-- Start Supplied entries --

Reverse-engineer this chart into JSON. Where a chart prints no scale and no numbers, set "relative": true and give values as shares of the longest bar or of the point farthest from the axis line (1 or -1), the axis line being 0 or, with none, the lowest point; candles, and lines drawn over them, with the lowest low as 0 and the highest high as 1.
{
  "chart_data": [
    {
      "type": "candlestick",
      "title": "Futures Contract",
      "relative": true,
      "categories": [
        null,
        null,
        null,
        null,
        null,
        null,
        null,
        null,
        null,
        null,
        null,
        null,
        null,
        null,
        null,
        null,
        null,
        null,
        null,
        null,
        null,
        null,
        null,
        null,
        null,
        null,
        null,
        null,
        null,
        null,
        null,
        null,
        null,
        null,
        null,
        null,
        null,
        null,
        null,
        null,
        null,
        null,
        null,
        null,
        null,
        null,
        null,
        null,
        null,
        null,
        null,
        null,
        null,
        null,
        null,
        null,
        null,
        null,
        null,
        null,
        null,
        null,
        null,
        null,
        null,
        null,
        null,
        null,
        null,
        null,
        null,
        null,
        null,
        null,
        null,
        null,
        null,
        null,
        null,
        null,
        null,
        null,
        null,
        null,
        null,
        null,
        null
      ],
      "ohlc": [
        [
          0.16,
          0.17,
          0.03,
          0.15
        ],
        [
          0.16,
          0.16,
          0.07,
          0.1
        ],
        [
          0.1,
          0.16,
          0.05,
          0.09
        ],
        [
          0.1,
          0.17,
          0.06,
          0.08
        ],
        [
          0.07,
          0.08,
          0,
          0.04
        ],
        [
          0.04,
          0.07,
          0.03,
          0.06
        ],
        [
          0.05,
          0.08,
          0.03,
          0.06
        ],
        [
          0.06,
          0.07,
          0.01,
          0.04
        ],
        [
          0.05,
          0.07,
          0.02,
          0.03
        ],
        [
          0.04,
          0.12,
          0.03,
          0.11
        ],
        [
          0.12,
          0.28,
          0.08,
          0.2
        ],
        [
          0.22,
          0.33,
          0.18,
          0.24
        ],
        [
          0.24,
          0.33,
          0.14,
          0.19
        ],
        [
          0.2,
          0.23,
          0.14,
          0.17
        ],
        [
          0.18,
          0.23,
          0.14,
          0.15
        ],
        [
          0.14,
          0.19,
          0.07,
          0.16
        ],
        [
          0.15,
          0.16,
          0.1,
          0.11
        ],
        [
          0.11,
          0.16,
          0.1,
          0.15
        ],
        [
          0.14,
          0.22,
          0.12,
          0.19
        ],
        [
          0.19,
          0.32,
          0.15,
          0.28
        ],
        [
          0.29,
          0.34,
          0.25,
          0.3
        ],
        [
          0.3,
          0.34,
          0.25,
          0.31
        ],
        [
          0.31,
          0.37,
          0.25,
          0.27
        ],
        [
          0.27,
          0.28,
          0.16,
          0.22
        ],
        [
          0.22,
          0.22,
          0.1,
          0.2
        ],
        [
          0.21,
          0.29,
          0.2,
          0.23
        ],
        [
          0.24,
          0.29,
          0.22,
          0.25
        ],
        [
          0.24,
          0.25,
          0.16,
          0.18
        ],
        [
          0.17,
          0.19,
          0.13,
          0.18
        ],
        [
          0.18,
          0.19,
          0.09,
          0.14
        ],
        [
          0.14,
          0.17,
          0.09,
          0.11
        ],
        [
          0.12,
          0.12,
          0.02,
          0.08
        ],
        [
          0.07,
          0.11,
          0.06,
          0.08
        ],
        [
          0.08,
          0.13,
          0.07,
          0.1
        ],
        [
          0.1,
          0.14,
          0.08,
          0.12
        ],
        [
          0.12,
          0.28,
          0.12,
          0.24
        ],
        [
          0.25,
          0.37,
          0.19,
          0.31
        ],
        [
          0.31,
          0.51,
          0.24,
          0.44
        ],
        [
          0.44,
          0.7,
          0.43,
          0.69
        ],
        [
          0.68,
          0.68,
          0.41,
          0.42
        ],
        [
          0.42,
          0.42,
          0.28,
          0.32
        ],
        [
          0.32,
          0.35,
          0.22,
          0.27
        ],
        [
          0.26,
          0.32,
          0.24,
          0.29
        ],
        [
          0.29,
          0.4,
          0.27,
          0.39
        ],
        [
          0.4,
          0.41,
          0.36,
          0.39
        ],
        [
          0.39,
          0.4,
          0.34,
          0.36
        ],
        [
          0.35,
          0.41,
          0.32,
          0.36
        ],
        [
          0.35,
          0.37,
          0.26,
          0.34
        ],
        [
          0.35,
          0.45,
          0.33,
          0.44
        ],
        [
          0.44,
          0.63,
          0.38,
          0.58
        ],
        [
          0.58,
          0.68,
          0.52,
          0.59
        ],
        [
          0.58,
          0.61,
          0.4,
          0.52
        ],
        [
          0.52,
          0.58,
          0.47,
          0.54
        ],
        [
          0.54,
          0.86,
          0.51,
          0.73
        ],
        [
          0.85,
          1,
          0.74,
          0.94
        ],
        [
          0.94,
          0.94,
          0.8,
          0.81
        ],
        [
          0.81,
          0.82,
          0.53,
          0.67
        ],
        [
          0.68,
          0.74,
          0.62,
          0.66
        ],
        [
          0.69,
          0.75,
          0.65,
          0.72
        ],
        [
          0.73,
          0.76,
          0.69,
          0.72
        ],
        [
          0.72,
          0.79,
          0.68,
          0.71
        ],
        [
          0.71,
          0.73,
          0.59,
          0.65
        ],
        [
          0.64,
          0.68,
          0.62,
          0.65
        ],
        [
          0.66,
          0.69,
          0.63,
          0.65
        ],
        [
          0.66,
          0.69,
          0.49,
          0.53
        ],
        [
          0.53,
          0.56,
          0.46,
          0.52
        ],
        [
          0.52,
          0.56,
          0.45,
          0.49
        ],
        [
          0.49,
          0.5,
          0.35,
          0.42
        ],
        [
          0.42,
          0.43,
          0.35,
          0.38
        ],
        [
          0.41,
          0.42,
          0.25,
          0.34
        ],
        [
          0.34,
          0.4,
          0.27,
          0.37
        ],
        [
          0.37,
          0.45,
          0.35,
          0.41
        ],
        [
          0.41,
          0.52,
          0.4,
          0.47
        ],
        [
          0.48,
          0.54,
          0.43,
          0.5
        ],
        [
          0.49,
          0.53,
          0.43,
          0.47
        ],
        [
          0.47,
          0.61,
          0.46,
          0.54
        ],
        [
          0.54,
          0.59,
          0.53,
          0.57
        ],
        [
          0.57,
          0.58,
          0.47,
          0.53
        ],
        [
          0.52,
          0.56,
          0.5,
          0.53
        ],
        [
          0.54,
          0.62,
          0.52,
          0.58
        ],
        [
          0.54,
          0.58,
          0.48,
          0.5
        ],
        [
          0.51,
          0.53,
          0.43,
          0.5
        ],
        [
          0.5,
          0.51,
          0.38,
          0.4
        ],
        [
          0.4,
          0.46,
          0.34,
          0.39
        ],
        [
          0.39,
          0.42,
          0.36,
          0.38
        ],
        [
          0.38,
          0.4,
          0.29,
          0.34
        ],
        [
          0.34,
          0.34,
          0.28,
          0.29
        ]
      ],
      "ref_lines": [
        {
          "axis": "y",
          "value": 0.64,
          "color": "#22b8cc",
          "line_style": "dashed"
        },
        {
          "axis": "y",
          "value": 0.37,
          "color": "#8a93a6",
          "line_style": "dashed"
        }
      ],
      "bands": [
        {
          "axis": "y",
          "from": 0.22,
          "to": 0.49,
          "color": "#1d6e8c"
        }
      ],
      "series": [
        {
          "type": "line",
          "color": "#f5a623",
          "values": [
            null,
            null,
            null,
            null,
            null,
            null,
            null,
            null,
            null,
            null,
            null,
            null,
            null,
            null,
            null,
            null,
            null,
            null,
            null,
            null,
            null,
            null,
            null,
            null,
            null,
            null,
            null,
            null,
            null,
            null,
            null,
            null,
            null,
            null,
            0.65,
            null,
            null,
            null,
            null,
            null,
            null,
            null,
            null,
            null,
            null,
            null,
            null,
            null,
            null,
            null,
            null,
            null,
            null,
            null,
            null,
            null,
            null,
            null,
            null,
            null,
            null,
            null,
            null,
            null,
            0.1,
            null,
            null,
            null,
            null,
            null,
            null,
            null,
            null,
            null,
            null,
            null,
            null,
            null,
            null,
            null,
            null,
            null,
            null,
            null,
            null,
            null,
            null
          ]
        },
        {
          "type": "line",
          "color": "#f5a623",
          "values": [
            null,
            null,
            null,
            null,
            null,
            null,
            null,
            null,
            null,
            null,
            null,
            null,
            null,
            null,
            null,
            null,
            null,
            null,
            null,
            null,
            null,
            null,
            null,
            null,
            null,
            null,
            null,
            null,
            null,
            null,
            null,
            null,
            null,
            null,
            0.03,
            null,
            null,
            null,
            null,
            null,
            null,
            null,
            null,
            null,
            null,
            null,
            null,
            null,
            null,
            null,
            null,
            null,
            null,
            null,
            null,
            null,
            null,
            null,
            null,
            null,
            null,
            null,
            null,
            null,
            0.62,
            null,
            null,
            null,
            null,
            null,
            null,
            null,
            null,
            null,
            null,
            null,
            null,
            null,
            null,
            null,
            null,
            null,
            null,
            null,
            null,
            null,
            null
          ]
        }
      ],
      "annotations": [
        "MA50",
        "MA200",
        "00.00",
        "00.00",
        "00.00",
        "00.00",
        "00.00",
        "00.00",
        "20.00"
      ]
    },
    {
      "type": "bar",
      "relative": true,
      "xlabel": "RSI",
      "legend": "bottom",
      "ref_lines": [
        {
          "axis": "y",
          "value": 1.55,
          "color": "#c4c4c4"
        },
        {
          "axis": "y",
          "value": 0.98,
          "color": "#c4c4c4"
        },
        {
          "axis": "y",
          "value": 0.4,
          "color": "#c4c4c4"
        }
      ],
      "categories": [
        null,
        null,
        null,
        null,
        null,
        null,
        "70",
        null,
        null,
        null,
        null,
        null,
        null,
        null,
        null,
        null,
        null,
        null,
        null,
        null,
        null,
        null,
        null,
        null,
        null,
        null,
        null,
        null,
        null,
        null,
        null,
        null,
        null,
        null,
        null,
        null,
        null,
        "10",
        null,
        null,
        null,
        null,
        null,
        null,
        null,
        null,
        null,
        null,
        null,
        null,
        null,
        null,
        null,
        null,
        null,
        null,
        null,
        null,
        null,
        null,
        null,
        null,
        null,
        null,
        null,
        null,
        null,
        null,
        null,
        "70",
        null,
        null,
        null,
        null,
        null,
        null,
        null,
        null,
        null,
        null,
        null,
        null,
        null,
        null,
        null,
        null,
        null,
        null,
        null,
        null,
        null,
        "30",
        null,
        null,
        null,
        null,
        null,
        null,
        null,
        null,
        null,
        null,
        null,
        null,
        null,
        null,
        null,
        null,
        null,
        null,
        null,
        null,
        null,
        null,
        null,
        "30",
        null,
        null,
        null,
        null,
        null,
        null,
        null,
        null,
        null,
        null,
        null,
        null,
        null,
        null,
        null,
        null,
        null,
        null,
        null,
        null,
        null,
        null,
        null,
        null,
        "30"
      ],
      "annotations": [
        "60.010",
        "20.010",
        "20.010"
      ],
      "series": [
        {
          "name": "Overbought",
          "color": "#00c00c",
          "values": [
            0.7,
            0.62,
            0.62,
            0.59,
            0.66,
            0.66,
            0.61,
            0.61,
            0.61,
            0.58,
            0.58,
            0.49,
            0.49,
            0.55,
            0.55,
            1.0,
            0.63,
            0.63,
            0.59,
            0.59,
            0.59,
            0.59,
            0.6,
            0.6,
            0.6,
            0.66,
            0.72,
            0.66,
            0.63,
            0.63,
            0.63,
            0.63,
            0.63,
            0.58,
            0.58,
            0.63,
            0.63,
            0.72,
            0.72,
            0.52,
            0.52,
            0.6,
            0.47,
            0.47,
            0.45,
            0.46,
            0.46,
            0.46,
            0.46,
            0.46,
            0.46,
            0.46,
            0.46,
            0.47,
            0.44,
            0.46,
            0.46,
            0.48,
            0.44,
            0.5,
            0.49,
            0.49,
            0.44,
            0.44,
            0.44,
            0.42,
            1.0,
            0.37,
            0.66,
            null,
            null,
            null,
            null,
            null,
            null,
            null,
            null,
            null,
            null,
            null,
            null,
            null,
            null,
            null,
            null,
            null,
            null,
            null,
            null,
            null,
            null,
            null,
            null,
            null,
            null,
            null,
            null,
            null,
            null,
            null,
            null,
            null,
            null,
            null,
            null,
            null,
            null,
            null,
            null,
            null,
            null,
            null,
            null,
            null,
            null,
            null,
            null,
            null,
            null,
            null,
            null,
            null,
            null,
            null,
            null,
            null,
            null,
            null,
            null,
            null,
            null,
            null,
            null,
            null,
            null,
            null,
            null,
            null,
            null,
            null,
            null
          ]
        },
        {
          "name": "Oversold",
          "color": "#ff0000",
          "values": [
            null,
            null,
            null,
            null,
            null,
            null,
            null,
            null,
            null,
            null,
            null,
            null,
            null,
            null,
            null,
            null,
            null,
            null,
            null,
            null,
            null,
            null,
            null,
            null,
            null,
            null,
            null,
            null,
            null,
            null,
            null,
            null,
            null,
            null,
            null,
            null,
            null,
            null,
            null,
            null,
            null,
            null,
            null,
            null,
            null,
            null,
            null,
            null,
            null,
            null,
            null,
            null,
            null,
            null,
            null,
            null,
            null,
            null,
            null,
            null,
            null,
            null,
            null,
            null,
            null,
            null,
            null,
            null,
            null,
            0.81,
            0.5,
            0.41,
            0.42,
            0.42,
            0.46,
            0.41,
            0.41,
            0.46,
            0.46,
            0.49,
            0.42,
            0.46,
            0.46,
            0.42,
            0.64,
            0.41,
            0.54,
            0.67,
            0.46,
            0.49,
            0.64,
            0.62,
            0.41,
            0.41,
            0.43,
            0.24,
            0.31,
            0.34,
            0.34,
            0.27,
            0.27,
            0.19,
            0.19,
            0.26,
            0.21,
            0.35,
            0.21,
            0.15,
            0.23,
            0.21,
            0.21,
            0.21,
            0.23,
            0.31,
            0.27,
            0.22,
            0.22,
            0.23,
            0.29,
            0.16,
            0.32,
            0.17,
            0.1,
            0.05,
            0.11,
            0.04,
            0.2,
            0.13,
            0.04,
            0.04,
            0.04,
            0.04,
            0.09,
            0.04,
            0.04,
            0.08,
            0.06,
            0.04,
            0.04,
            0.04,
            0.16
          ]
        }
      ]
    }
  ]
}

-- End Supplied entries --

• _Instructions to follow_
Isolate the lines that hold the word "type" and copy all of them.

• _Solution_
      "type": "candlestick",
          "type": "line",
          "type": "line",
      "type": "bar",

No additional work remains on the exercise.